Régis Ledeur a investi alors que ses principaux emprunts étaient remboursés (ses bâtiments datent de 1994 et ont été équipés en 2013 de racleurs automatiques), et sans changer d'autres équipements. À la clôture du dernier bilan (31 décembre 2015), l'exploitation a un taux d'endettement de 54 % et son ratio annuités et frais financiers CT/EBE est de 68 %.

L'arrivée du robot, installé en bout du bâtiment laitier de 58 logettes, n'a pas changé la conduite du troupeau. Son alimentation est restée fondée sur l'herbe, avec un apport de maïs ensilage toute l'année à l'auge.

« JE NE PEUX PRODUIRE QUE DE L'HERBE ICI ! »

Pour Régis Ledeur, maintenir l'existant tombait sous le sens car son système fonctionnait bien. « Et surtout, je ne peux produire que de l'herbe ici ! Ces 21 ha qui jouxtent le bâtiment, situés en coteaux, sont en sols argileux profonds très humides. 2015, année sèche partout ailleurs, a été une bonne année pour l'herbe chez moi ! »

« Ce parti pris d'introduire le robot dans l'élevage sans autre changement est plutôt inhabituel, souligne Honorine Adam, responsable d'encadrement technique à Haute-Saône Conseil Élevage. La plupart du temps, la robotisation de la traite s'accompagne de changements dans le mode et le type d'alimentation dans les élevages, débouchant sur des hausses de charges ! » Tels que la réduction ou la suppression du pâturage, l'apport d'aliment « spécial robot ». « Or, on peut maintenir un système simple qui a fait ses preuves et continuer ainsi de bien maîtriser les charges alimentaires, comme c'est le cas ici », pointe Honorine Adam.

« JE NE VAIS JAMAIS CHERCHER LES VACHES EN PÂTURE »

Le troupeau reçoit de l'ensilage de maïs toute l'année, pour moins de la moitié de la ration. En hiver, 7,2 kg de matière sèche (MS) de maïs sont apportés, avec 2,8 kg de MS d'ensilage d'herbe et 1,4 kg de MS d'enrubanné, 1,7 kg de MS de foin et 3,4 kg de MS de regain en libre-service. Puis, d'avril à octobre, l'herbe pâturée représente 10 kg de MS, l'apport de maïs au maximum de 5,5 kg et le foin 1,7 kg. Tout le correcteur azoté (tourteau à 40 % de MAT) et le concentré de production (aliment acheté à 18 % de MAT, incluant des céréales livrées à la coopérative) sont distribués par le robot et par un Dac situé juste à côté du robot. En hiver, les laitières reçoivent en moyenne 3 kg bruts de tourteaux et 3 kg bruts d'aliments de production, tandis qu'en été, ces quantités sont ajustées en fonction de l'herbe. « Mon objectif est que le troupeau consomme l'herbe. Toutefois, je n'aime pas que le lait varie au tank. C'est pourquoi je maintiens le maïs ensilage à l'auge toute l'année », indique l'éleveur.

DONNÉES FOURNIES:
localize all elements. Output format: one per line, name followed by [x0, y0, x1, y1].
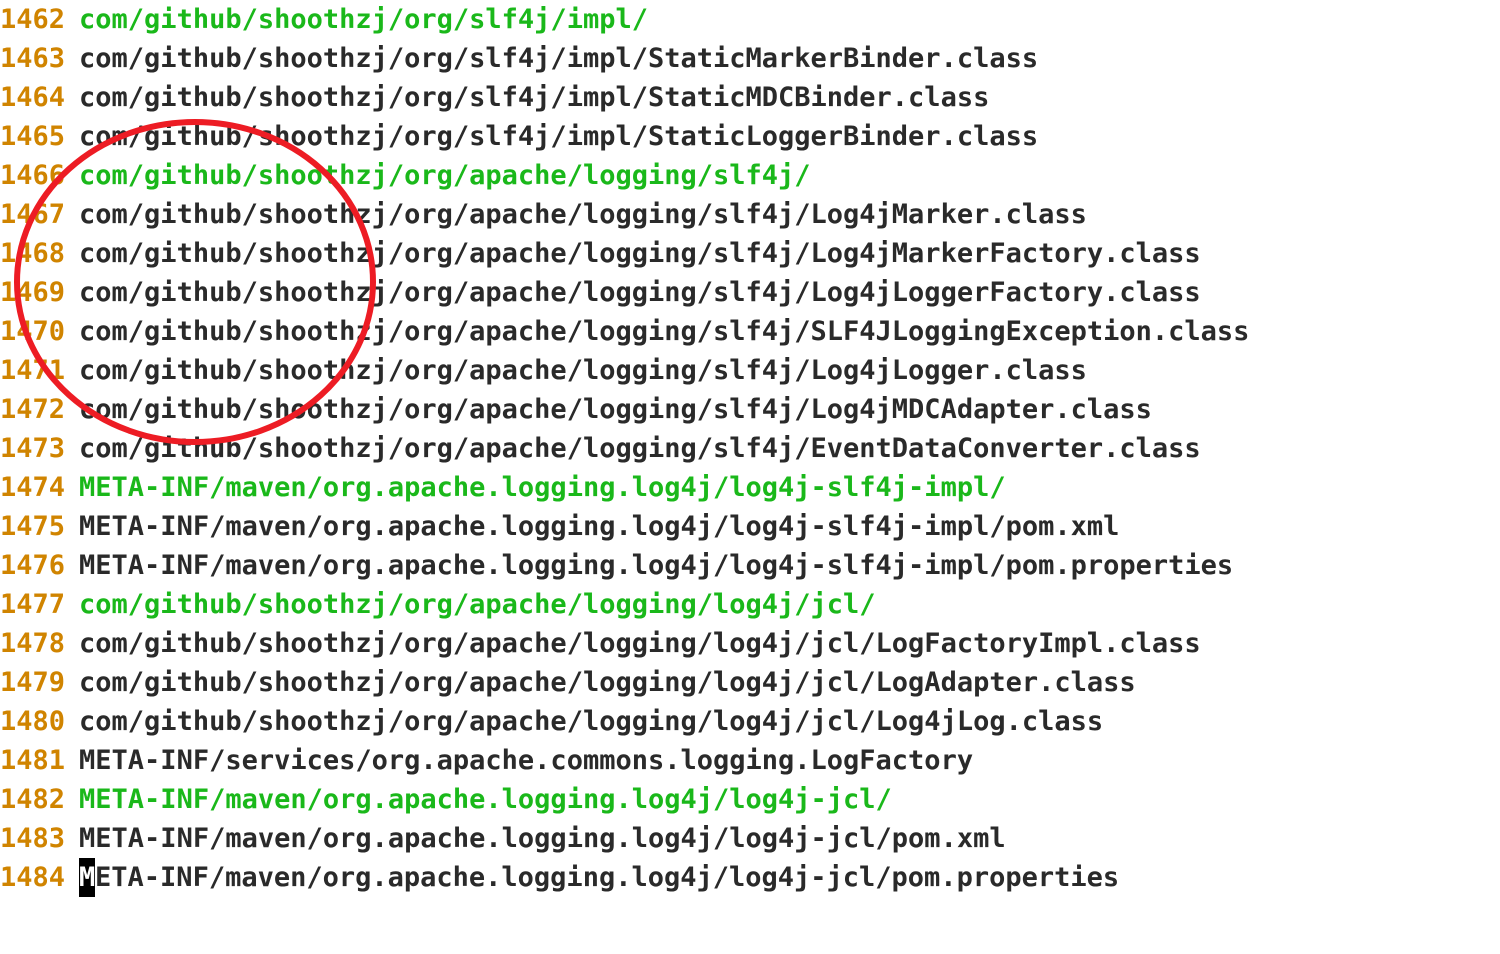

CONSIGNE: Recopiez mot pour mot l'extrait sur le robot de traite, du passage qui commence par « Régis Ledeur a » jusqu'aux mots « est de 68 %. » inclus. Les lignes constituent un matériau indépendant de l'extrait.

RÉPONSE:
Régis Ledeur a investi alors que ses principaux emprunts étaient remboursés (ses bâtiments datent de 1994 et ont été équipés en 2013 de racleurs automatiques), et sans changer d'autres équipements. À la clôture du dernier bilan (31 décembre 2015), l'exploitation a un taux d'endettement de 54 % et son ratio annuités et frais financiers CT/EBE est de 68 %.